Records from a collection:
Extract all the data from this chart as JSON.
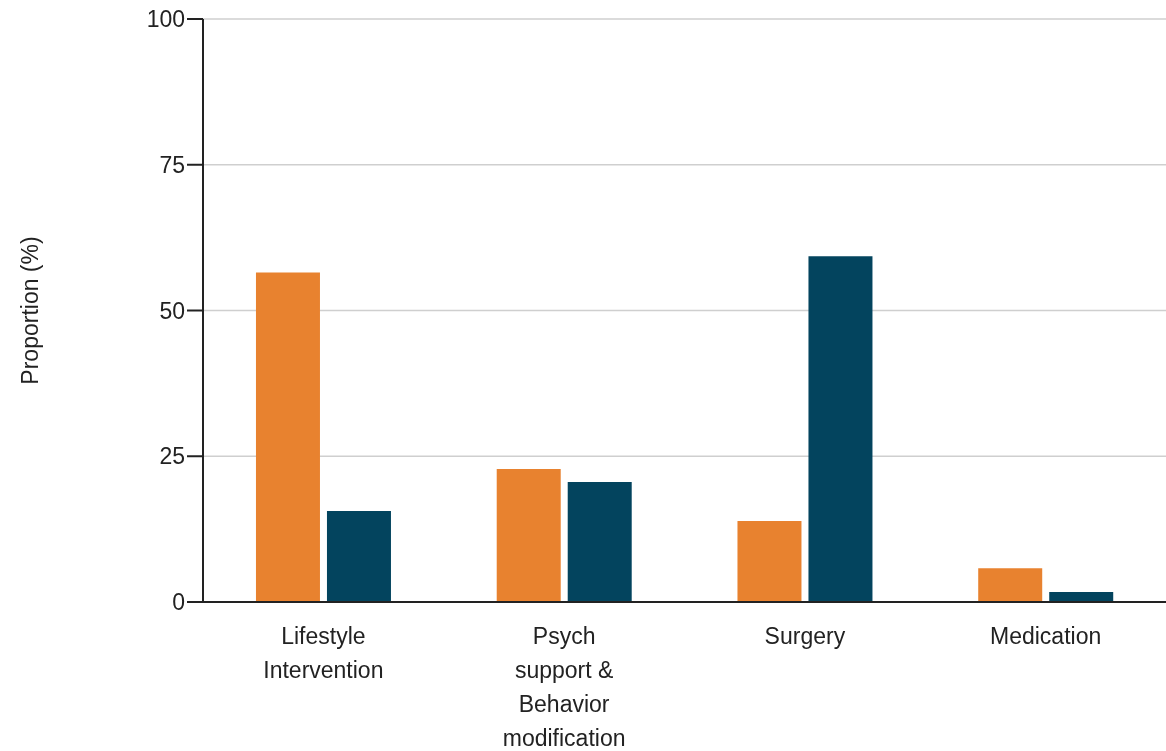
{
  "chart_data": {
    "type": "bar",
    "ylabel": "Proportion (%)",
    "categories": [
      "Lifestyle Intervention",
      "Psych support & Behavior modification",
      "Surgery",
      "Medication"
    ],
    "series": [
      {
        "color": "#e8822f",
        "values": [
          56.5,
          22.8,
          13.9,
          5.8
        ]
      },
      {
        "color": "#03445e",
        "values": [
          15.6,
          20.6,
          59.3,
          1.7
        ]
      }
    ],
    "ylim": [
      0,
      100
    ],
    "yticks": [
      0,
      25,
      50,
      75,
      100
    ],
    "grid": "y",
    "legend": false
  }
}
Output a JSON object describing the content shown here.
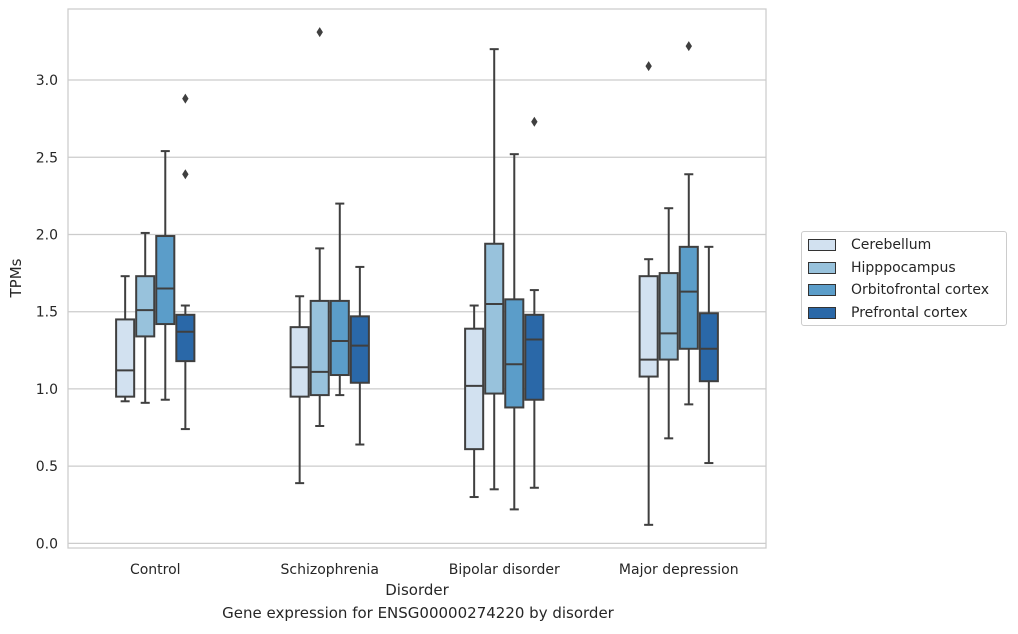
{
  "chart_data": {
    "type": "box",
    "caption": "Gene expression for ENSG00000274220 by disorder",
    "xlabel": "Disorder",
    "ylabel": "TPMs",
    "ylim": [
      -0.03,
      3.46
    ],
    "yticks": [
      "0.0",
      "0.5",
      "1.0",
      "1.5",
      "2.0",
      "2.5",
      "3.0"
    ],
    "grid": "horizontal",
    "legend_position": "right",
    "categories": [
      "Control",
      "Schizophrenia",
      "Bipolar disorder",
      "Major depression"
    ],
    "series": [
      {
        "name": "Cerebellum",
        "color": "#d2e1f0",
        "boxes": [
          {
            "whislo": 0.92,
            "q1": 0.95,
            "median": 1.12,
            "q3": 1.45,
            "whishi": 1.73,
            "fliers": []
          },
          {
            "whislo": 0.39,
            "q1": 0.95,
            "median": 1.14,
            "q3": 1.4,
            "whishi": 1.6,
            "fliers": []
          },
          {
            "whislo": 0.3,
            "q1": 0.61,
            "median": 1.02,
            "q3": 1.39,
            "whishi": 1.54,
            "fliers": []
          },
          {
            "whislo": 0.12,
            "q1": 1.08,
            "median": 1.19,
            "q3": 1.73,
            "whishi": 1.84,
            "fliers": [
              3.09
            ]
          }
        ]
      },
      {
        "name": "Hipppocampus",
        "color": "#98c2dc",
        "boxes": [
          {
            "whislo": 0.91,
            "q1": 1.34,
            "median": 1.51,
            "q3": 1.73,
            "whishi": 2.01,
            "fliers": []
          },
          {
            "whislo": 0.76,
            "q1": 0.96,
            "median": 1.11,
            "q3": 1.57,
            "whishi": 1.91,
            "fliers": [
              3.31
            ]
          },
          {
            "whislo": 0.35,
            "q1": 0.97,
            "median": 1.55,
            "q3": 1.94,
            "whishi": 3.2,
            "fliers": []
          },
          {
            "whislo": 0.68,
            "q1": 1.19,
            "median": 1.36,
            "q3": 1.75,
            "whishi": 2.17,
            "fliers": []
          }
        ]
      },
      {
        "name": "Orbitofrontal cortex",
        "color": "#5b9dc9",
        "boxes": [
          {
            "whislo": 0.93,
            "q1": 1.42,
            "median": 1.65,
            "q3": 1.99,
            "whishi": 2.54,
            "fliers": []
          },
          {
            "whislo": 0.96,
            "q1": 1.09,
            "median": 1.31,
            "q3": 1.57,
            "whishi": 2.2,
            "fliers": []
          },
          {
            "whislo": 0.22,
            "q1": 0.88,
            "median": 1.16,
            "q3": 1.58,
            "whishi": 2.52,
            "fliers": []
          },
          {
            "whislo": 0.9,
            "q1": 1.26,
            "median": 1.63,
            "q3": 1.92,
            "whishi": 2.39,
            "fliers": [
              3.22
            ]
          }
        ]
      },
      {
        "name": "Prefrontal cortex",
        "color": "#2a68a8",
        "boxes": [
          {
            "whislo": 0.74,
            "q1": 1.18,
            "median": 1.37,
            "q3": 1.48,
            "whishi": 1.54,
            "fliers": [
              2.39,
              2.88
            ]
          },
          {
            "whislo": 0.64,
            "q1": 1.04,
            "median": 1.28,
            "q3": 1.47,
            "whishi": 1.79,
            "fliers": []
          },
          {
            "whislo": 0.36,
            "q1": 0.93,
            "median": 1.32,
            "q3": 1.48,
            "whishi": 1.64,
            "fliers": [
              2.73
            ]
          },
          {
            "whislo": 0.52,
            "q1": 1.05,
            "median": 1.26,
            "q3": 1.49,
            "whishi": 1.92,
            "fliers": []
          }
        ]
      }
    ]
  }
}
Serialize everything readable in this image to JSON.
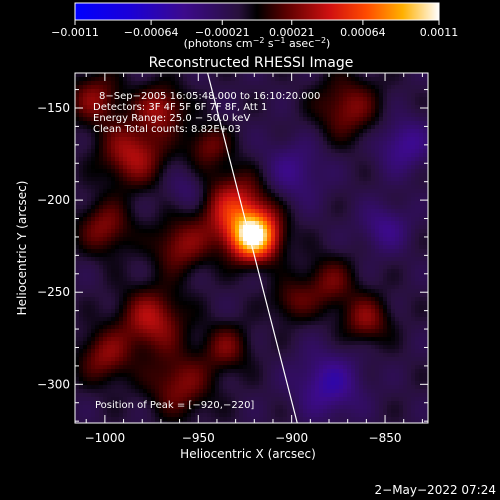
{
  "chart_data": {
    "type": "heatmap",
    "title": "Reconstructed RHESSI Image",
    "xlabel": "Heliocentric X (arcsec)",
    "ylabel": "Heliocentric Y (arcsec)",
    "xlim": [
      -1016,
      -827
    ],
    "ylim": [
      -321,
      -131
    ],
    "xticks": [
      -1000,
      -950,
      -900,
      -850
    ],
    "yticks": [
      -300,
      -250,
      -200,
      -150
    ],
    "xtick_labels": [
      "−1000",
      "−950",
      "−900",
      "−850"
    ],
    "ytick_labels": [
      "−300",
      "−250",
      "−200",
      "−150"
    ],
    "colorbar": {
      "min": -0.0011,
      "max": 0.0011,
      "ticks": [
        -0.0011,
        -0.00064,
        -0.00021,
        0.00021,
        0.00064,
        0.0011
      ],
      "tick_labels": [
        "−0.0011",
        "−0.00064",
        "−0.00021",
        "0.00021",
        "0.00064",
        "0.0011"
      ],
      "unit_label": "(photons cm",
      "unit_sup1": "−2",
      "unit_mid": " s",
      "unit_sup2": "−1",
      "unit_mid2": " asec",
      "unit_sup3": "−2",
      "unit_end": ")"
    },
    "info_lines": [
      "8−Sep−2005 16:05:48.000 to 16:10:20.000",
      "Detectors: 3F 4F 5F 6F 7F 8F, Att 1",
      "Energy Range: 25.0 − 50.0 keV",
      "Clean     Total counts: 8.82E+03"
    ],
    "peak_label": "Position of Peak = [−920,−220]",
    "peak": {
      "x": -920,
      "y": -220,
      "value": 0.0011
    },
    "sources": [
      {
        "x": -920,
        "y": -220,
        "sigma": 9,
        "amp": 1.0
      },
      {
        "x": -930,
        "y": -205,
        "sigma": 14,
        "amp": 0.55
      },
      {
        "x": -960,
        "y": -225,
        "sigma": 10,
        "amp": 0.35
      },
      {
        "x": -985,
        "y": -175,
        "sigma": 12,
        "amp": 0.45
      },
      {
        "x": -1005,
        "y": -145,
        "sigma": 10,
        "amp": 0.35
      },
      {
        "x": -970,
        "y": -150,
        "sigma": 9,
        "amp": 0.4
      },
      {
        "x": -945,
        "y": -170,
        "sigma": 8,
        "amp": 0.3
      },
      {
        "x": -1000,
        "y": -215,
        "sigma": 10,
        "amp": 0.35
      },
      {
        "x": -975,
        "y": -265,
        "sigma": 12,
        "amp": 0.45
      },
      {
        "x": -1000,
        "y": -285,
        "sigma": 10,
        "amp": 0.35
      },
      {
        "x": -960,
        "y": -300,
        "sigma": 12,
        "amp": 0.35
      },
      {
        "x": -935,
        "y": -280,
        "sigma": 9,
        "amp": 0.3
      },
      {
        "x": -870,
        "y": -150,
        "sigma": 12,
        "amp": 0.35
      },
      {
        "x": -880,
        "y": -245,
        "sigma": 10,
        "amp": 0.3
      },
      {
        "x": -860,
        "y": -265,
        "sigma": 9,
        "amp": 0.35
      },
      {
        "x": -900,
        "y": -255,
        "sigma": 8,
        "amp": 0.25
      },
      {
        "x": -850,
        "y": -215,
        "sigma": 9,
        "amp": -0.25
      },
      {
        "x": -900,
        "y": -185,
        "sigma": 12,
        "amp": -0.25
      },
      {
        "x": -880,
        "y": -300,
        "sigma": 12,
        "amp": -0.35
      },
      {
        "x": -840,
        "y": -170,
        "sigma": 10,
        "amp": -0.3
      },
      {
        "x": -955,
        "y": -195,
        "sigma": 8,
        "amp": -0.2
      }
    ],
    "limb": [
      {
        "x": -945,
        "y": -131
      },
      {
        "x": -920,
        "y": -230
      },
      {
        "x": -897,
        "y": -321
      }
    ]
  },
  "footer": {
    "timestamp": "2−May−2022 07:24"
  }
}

### Objective:
Your answer should be a single number: how many lines in the data above include "name"?

### Answer for the task:
4